## WHAT THIS TASK INVOLVES
Write out every line of the material as it stands, apart from the pictures.

** start ENTRIES SHOWN **

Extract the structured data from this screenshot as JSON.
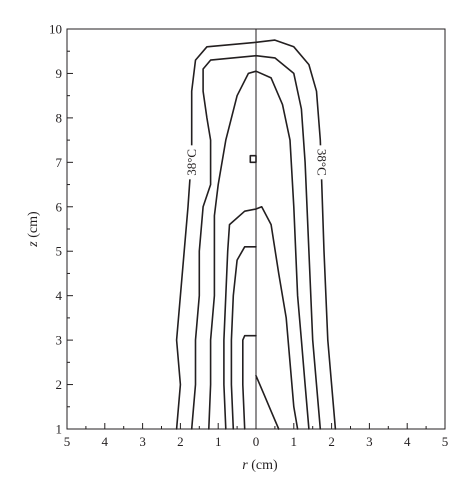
{
  "chart_data": {
    "type": "line",
    "title": "",
    "xlabel": {
      "var": "r",
      "unit": " (cm)"
    },
    "ylabel": {
      "var": "z",
      "unit": " (cm)"
    },
    "xlim": [
      -5,
      5
    ],
    "ylim": [
      1,
      10
    ],
    "x_tick_values": [
      -5,
      -4,
      -3,
      -2,
      -1,
      0,
      1,
      2,
      3,
      4,
      5
    ],
    "x_tick_labels": [
      "5",
      "4",
      "3",
      "2",
      "1",
      "0",
      "1",
      "2",
      "3",
      "4",
      "5"
    ],
    "y_ticks": [
      1,
      2,
      3,
      4,
      5,
      6,
      7,
      8,
      9,
      10
    ],
    "grid": false,
    "annotations": [
      {
        "text": "38°C",
        "x": -1.7,
        "y": 7.0,
        "rotate": -90
      },
      {
        "text": "38°C",
        "x": 1.75,
        "y": 7.0,
        "rotate": 90
      }
    ],
    "series": [
      {
        "points": [
          [
            -2.1,
            1
          ],
          [
            -2.0,
            2
          ],
          [
            -2.1,
            3
          ],
          [
            -2.0,
            4
          ],
          [
            -1.9,
            5
          ],
          [
            -1.8,
            6
          ],
          [
            -1.7,
            7.2
          ],
          [
            -1.7,
            8.6
          ],
          [
            -1.6,
            9.3
          ],
          [
            -1.3,
            9.6
          ],
          [
            0.0,
            9.7
          ],
          [
            0.5,
            9.75
          ],
          [
            1.0,
            9.6
          ],
          [
            1.4,
            9.2
          ],
          [
            1.6,
            8.6
          ],
          [
            1.7,
            7.5
          ],
          [
            1.8,
            5
          ],
          [
            1.9,
            3
          ],
          [
            2.0,
            2
          ],
          [
            2.1,
            1
          ]
        ]
      },
      {
        "points": [
          [
            -1.7,
            1
          ],
          [
            -1.6,
            2
          ],
          [
            -1.6,
            3
          ],
          [
            -1.5,
            4
          ],
          [
            -1.5,
            5
          ],
          [
            -1.4,
            6
          ],
          [
            -1.2,
            6.5
          ],
          [
            -1.2,
            7.5
          ],
          [
            -1.3,
            8.0
          ],
          [
            -1.4,
            8.6
          ],
          [
            -1.4,
            9.1
          ],
          [
            -1.2,
            9.3
          ],
          [
            0,
            9.4
          ],
          [
            0.5,
            9.35
          ],
          [
            1.0,
            9.0
          ],
          [
            1.2,
            8.2
          ],
          [
            1.3,
            7
          ],
          [
            1.4,
            5
          ],
          [
            1.5,
            3
          ],
          [
            1.6,
            2
          ],
          [
            1.7,
            1
          ]
        ]
      },
      {
        "points": [
          [
            -1.25,
            1
          ],
          [
            -1.2,
            2
          ],
          [
            -1.2,
            3
          ],
          [
            -1.1,
            4
          ],
          [
            -1.1,
            5
          ],
          [
            -1.1,
            5.8
          ],
          [
            -1.0,
            6.5
          ],
          [
            -0.8,
            7.5
          ],
          [
            -0.5,
            8.5
          ],
          [
            -0.2,
            9.0
          ],
          [
            0,
            9.05
          ],
          [
            0.4,
            8.9
          ],
          [
            0.7,
            8.3
          ],
          [
            0.9,
            7.5
          ],
          [
            1.0,
            6
          ],
          [
            1.1,
            4
          ],
          [
            1.2,
            3
          ],
          [
            1.3,
            2
          ],
          [
            1.4,
            1
          ]
        ]
      },
      {
        "points": [
          [
            -0.8,
            1
          ],
          [
            -0.85,
            2
          ],
          [
            -0.85,
            3
          ],
          [
            -0.8,
            4
          ],
          [
            -0.75,
            5
          ],
          [
            -0.7,
            5.6
          ],
          [
            -0.3,
            5.9
          ],
          [
            0,
            5.95
          ],
          [
            0.15,
            6.0
          ],
          [
            0.4,
            5.6
          ],
          [
            0.6,
            4.5
          ],
          [
            0.8,
            3.5
          ],
          [
            0.9,
            2.5
          ],
          [
            1.0,
            1.5
          ],
          [
            1.1,
            1
          ]
        ]
      },
      {
        "points": [
          [
            -0.6,
            1
          ],
          [
            -0.65,
            2
          ],
          [
            -0.65,
            3
          ],
          [
            -0.6,
            4
          ],
          [
            -0.5,
            4.8
          ],
          [
            -0.3,
            5.1
          ],
          [
            0,
            5.1
          ]
        ]
      },
      {
        "points": [
          [
            -0.3,
            1
          ],
          [
            -0.35,
            2
          ],
          [
            -0.35,
            3
          ],
          [
            -0.3,
            3.1
          ],
          [
            0,
            3.1
          ]
        ]
      },
      {
        "points": [
          [
            0,
            2.2
          ],
          [
            0.2,
            1.8
          ],
          [
            0.4,
            1.4
          ],
          [
            0.6,
            1
          ]
        ]
      },
      {
        "points": [
          [
            -0.15,
            7.0
          ],
          [
            -0.15,
            7.15
          ],
          [
            0.0,
            7.15
          ],
          [
            0.0,
            7.0
          ],
          [
            -0.15,
            7.0
          ]
        ]
      }
    ]
  }
}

** end ENTRIES SHOWN **

## SOLUTION TO THE PROBLEM
Extract the structured data from this screenshot as JSON.
{
  "chart_data": {
    "type": "line",
    "title": "",
    "xlabel": {
      "var": "r",
      "unit": " (cm)"
    },
    "ylabel": {
      "var": "z",
      "unit": " (cm)"
    },
    "xlim": [
      -5,
      5
    ],
    "ylim": [
      1,
      10
    ],
    "x_tick_values": [
      -5,
      -4,
      -3,
      -2,
      -1,
      0,
      1,
      2,
      3,
      4,
      5
    ],
    "x_tick_labels": [
      "5",
      "4",
      "3",
      "2",
      "1",
      "0",
      "1",
      "2",
      "3",
      "4",
      "5"
    ],
    "y_ticks": [
      1,
      2,
      3,
      4,
      5,
      6,
      7,
      8,
      9,
      10
    ],
    "grid": false,
    "annotations": [
      {
        "text": "38°C",
        "x": -1.7,
        "y": 7.0,
        "rotate": -90
      },
      {
        "text": "38°C",
        "x": 1.75,
        "y": 7.0,
        "rotate": 90
      }
    ],
    "series": [
      {
        "points": [
          [
            -2.1,
            1
          ],
          [
            -2.0,
            2
          ],
          [
            -2.1,
            3
          ],
          [
            -2.0,
            4
          ],
          [
            -1.9,
            5
          ],
          [
            -1.8,
            6
          ],
          [
            -1.7,
            7.2
          ],
          [
            -1.7,
            8.6
          ],
          [
            -1.6,
            9.3
          ],
          [
            -1.3,
            9.6
          ],
          [
            0.0,
            9.7
          ],
          [
            0.5,
            9.75
          ],
          [
            1.0,
            9.6
          ],
          [
            1.4,
            9.2
          ],
          [
            1.6,
            8.6
          ],
          [
            1.7,
            7.5
          ],
          [
            1.8,
            5
          ],
          [
            1.9,
            3
          ],
          [
            2.0,
            2
          ],
          [
            2.1,
            1
          ]
        ]
      },
      {
        "points": [
          [
            -1.7,
            1
          ],
          [
            -1.6,
            2
          ],
          [
            -1.6,
            3
          ],
          [
            -1.5,
            4
          ],
          [
            -1.5,
            5
          ],
          [
            -1.4,
            6
          ],
          [
            -1.2,
            6.5
          ],
          [
            -1.2,
            7.5
          ],
          [
            -1.3,
            8.0
          ],
          [
            -1.4,
            8.6
          ],
          [
            -1.4,
            9.1
          ],
          [
            -1.2,
            9.3
          ],
          [
            0,
            9.4
          ],
          [
            0.5,
            9.35
          ],
          [
            1.0,
            9.0
          ],
          [
            1.2,
            8.2
          ],
          [
            1.3,
            7
          ],
          [
            1.4,
            5
          ],
          [
            1.5,
            3
          ],
          [
            1.6,
            2
          ],
          [
            1.7,
            1
          ]
        ]
      },
      {
        "points": [
          [
            -1.25,
            1
          ],
          [
            -1.2,
            2
          ],
          [
            -1.2,
            3
          ],
          [
            -1.1,
            4
          ],
          [
            -1.1,
            5
          ],
          [
            -1.1,
            5.8
          ],
          [
            -1.0,
            6.5
          ],
          [
            -0.8,
            7.5
          ],
          [
            -0.5,
            8.5
          ],
          [
            -0.2,
            9.0
          ],
          [
            0,
            9.05
          ],
          [
            0.4,
            8.9
          ],
          [
            0.7,
            8.3
          ],
          [
            0.9,
            7.5
          ],
          [
            1.0,
            6
          ],
          [
            1.1,
            4
          ],
          [
            1.2,
            3
          ],
          [
            1.3,
            2
          ],
          [
            1.4,
            1
          ]
        ]
      },
      {
        "points": [
          [
            -0.8,
            1
          ],
          [
            -0.85,
            2
          ],
          [
            -0.85,
            3
          ],
          [
            -0.8,
            4
          ],
          [
            -0.75,
            5
          ],
          [
            -0.7,
            5.6
          ],
          [
            -0.3,
            5.9
          ],
          [
            0,
            5.95
          ],
          [
            0.15,
            6.0
          ],
          [
            0.4,
            5.6
          ],
          [
            0.6,
            4.5
          ],
          [
            0.8,
            3.5
          ],
          [
            0.9,
            2.5
          ],
          [
            1.0,
            1.5
          ],
          [
            1.1,
            1
          ]
        ]
      },
      {
        "points": [
          [
            -0.6,
            1
          ],
          [
            -0.65,
            2
          ],
          [
            -0.65,
            3
          ],
          [
            -0.6,
            4
          ],
          [
            -0.5,
            4.8
          ],
          [
            -0.3,
            5.1
          ],
          [
            0,
            5.1
          ]
        ]
      },
      {
        "points": [
          [
            -0.3,
            1
          ],
          [
            -0.35,
            2
          ],
          [
            -0.35,
            3
          ],
          [
            -0.3,
            3.1
          ],
          [
            0,
            3.1
          ]
        ]
      },
      {
        "points": [
          [
            0,
            2.2
          ],
          [
            0.2,
            1.8
          ],
          [
            0.4,
            1.4
          ],
          [
            0.6,
            1
          ]
        ]
      },
      {
        "points": [
          [
            -0.15,
            7.0
          ],
          [
            -0.15,
            7.15
          ],
          [
            0.0,
            7.15
          ],
          [
            0.0,
            7.0
          ],
          [
            -0.15,
            7.0
          ]
        ]
      }
    ]
  }
}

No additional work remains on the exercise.